__Exercise__: Reproduce each line of the material precisely.

Stored data:
○ ○ ○

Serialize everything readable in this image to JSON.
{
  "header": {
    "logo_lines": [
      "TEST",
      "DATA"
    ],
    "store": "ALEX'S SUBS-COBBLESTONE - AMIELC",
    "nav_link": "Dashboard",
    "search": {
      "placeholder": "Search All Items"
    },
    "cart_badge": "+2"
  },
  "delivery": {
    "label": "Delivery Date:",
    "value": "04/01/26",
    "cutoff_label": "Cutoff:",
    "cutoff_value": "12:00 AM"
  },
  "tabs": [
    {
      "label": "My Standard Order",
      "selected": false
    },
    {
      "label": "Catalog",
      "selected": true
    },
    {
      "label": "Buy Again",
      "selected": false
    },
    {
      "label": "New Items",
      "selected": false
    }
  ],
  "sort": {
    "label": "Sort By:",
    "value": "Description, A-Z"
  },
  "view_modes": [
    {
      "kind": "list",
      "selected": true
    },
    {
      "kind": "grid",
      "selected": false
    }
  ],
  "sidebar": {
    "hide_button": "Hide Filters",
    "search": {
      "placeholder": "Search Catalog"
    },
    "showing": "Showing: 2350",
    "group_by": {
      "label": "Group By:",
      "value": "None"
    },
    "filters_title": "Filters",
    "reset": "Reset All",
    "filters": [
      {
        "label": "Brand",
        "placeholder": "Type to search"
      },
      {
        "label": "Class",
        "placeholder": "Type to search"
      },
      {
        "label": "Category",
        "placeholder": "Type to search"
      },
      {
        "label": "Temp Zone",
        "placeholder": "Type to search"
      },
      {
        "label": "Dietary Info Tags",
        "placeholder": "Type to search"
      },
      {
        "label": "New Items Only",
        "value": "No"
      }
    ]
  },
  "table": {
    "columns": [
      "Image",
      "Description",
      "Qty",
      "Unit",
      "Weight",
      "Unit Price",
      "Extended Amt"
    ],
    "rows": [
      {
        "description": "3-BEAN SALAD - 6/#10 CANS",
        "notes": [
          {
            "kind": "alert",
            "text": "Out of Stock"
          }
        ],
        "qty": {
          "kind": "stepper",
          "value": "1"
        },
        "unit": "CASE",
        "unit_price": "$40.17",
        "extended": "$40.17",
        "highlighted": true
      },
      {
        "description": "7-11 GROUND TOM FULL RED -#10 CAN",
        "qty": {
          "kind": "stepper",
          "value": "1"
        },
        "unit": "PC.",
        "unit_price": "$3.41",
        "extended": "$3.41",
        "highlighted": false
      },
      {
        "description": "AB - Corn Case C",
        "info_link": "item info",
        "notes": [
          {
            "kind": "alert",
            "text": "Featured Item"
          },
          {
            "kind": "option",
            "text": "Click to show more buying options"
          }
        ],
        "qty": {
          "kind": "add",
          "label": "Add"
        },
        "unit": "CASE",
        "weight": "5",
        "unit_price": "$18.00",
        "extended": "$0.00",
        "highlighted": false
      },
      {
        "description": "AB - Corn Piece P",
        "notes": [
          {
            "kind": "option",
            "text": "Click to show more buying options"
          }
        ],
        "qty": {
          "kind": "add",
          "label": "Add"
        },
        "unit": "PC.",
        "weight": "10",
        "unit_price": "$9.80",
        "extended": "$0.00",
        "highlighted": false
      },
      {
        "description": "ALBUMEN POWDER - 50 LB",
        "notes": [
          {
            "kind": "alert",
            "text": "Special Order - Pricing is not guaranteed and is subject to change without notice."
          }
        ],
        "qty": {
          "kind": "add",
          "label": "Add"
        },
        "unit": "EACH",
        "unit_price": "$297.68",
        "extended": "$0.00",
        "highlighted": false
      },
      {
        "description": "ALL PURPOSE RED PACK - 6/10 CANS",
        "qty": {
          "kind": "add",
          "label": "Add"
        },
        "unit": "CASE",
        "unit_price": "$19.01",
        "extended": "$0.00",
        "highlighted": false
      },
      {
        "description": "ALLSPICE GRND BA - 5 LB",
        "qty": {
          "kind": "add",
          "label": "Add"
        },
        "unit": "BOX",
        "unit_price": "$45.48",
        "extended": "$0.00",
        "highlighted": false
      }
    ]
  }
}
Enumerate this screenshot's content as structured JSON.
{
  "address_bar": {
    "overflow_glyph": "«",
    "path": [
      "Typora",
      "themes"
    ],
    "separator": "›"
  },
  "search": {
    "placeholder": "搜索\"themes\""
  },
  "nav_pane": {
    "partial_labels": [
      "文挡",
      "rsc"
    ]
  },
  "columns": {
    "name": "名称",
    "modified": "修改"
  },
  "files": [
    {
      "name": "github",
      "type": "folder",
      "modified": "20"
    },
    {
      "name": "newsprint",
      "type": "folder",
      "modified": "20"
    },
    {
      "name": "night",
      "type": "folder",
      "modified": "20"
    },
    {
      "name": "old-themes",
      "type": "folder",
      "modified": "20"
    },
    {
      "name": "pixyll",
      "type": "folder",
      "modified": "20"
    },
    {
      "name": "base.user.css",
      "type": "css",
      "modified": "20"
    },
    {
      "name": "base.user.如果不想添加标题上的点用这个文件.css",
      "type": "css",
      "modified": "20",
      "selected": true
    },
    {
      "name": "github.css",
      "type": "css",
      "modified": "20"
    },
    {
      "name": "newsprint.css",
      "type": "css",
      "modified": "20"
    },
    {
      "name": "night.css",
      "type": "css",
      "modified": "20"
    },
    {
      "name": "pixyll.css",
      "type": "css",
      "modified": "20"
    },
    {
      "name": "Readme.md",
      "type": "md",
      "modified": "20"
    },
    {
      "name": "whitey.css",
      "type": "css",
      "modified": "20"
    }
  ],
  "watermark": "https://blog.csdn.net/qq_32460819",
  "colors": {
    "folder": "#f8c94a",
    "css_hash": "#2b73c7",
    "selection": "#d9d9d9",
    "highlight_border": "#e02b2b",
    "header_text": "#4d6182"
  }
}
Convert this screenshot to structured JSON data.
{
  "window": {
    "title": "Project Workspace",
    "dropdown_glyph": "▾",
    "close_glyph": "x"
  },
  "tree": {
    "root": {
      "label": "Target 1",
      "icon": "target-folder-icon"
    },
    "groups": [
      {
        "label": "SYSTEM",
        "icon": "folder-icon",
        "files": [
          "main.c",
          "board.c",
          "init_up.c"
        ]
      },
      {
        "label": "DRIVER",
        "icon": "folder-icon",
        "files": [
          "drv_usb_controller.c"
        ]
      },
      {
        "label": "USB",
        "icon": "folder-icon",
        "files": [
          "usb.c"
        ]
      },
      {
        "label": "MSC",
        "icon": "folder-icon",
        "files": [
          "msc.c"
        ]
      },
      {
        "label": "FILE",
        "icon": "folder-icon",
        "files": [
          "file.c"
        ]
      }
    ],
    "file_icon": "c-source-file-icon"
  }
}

○ ○ ○

__Full output__:
Serialize everything readable in this image to JSON.
{
  "header": {
    "logo_lines": [
      "TEST",
      "DATA"
    ],
    "store": "ALEX'S SUBS-COBBLESTONE - AMIELC",
    "nav_link": "Dashboard",
    "search": {
      "placeholder": "Search All Items"
    },
    "cart_badge": "+2"
  },
  "delivery": {
    "label": "Delivery Date:",
    "value": "04/01/26",
    "cutoff_label": "Cutoff:",
    "cutoff_value": "12:00 AM"
  },
  "tabs": [
    {
      "label": "My Standard Order",
      "selected": false
    },
    {
      "label": "Catalog",
      "selected": true
    },
    {
      "label": "Buy Again",
      "selected": false
    },
    {
      "label": "New Items",
      "selected": false
    }
  ],
  "sort": {
    "label": "Sort By:",
    "value": "Description, A-Z"
  },
  "view_modes": [
    {
      "kind": "list",
      "selected": true
    },
    {
      "kind": "grid",
      "selected": false
    }
  ],
  "sidebar": {
    "hide_button": "Hide Filters",
    "search": {
      "placeholder": "Search Catalog"
    },
    "showing": "Showing: 2350",
    "group_by": {
      "label": "Group By:",
      "value": "None"
    },
    "filters_title": "Filters",
    "reset": "Reset All",
    "filters": [
      {
        "label": "Brand",
        "placeholder": "Type to search"
      },
      {
        "label": "Class",
        "placeholder": "Type to search"
      },
      {
        "label": "Category",
        "placeholder": "Type to search"
      },
      {
        "label": "Temp Zone",
        "placeholder": "Type to search"
      },
      {
        "label": "Dietary Info Tags",
        "placeholder": "Type to search"
      },
      {
        "label": "New Items Only",
        "value": "No"
      }
    ]
  },
  "table": {
    "columns": [
      "Image",
      "Description",
      "Qty",
      "Unit",
      "Weight",
      "Unit Price",
      "Extended Amt"
    ],
    "rows": [
      {
        "description": "3-BEAN SALAD - 6/#10 CANS",
        "notes": [
          {
            "kind": "alert",
            "text": "Out of Stock"
          }
        ],
        "qty": {
          "kind": "stepper",
          "value": "1"
        },
        "unit": "CASE",
        "unit_price": "$40.17",
        "extended": "$40.17",
        "highlighted": true
      },
      {
        "description": "7-11 GROUND TOM FULL RED -#10 CAN",
        "qty": {
          "kind": "stepper",
          "value": "1"
        },
        "unit": "PC.",
        "unit_price": "$3.41",
        "extended": "$3.41",
        "highlighted": false
      },
      {
        "description": "AB - Corn Case C",
        "info_link": "item info",
        "notes": [
          {
            "kind": "alert",
            "text": "Featured Item"
          },
          {
            "kind": "option",
            "text": "Click to show more buying options"
          }
        ],
        "qty": {
          "kind": "add",
          "label": "Add"
        },
        "unit": "CASE",
        "weight": "5",
        "unit_price": "$18.00",
        "extended": "$0.00",
        "highlighted": false
      },
      {
        "description": "AB - Corn Piece P",
        "notes": [
          {
            "kind": "option",
            "text": "Click to show more buying options"
          }
        ],
        "qty": {
          "kind": "add",
          "label": "Add"
        },
        "unit": "PC.",
        "weight": "10",
        "unit_price": "$9.80",
        "extended": "$0.00",
        "highlighted": false
      },
      {
        "description": "ALBUMEN POWDER - 50 LB",
        "notes": [
          {
            "kind": "alert",
            "text": "Special Order - Pricing is not guaranteed and is subject to change without notice."
          }
        ],
        "qty": {
          "kind": "add",
          "label": "Add"
        },
        "unit": "EACH",
        "unit_price": "$297.68",
        "extended": "$0.00",
        "highlighted": false
      },
      {
        "description": "ALL PURPOSE RED PACK - 6/10 CANS",
        "qty": {
          "kind": "add",
          "label": "Add"
        },
        "unit": "CASE",
        "unit_price": "$19.01",
        "extended": "$0.00",
        "highlighted": false
      },
      {
        "description": "ALLSPICE GRND BA - 5 LB",
        "qty": {
          "kind": "add",
          "label": "Add"
        },
        "unit": "BOX",
        "unit_price": "$45.48",
        "extended": "$0.00",
        "highlighted": false
      }
    ]
  }
}
Enumerate this screenshot's content as structured JSON.
{
  "address_bar": {
    "overflow_glyph": "«",
    "path": [
      "Typora",
      "themes"
    ],
    "separator": "›"
  },
  "search": {
    "placeholder": "搜索\"themes\""
  },
  "nav_pane": {
    "partial_labels": [
      "文挡",
      "rsc"
    ]
  },
  "columns": {
    "name": "名称",
    "modified": "修改"
  },
  "files": [
    {
      "name": "github",
      "type": "folder",
      "modified": "20"
    },
    {
      "name": "newsprint",
      "type": "folder",
      "modified": "20"
    },
    {
      "name": "night",
      "type": "folder",
      "modified": "20"
    },
    {
      "name": "old-themes",
      "type": "folder",
      "modified": "20"
    },
    {
      "name": "pixyll",
      "type": "folder",
      "modified": "20"
    },
    {
      "name": "base.user.css",
      "type": "css",
      "modified": "20"
    },
    {
      "name": "base.user.如果不想添加标题上的点用这个文件.css",
      "type": "css",
      "modified": "20",
      "selected": true
    },
    {
      "name": "github.css",
      "type": "css",
      "modified": "20"
    },
    {
      "name": "newsprint.css",
      "type": "css",
      "modified": "20"
    },
    {
      "name": "night.css",
      "type": "css",
      "modified": "20"
    },
    {
      "name": "pixyll.css",
      "type": "css",
      "modified": "20"
    },
    {
      "name": "Readme.md",
      "type": "md",
      "modified": "20"
    },
    {
      "name": "whitey.css",
      "type": "css",
      "modified": "20"
    }
  ],
  "watermark": "https://blog.csdn.net/qq_32460819",
  "colors": {
    "folder": "#f8c94a",
    "css_hash": "#2b73c7",
    "selection": "#d9d9d9",
    "highlight_border": "#e02b2b",
    "header_text": "#4d6182"
  }
}
Convert this screenshot to structured JSON data.
{
  "window": {
    "title": "Project Workspace",
    "dropdown_glyph": "▾",
    "close_glyph": "x"
  },
  "tree": {
    "root": {
      "label": "Target 1",
      "icon": "target-folder-icon"
    },
    "groups": [
      {
        "label": "SYSTEM",
        "icon": "folder-icon",
        "files": [
          "main.c",
          "board.c",
          "init_up.c"
        ]
      },
      {
        "label": "DRIVER",
        "icon": "folder-icon",
        "files": [
          "drv_usb_controller.c"
        ]
      },
      {
        "label": "USB",
        "icon": "folder-icon",
        "files": [
          "usb.c"
        ]
      },
      {
        "label": "MSC",
        "icon": "folder-icon",
        "files": [
          "msc.c"
        ]
      },
      {
        "label": "FILE",
        "icon": "folder-icon",
        "files": [
          "file.c"
        ]
      }
    ],
    "file_icon": "c-source-file-icon"
  }
}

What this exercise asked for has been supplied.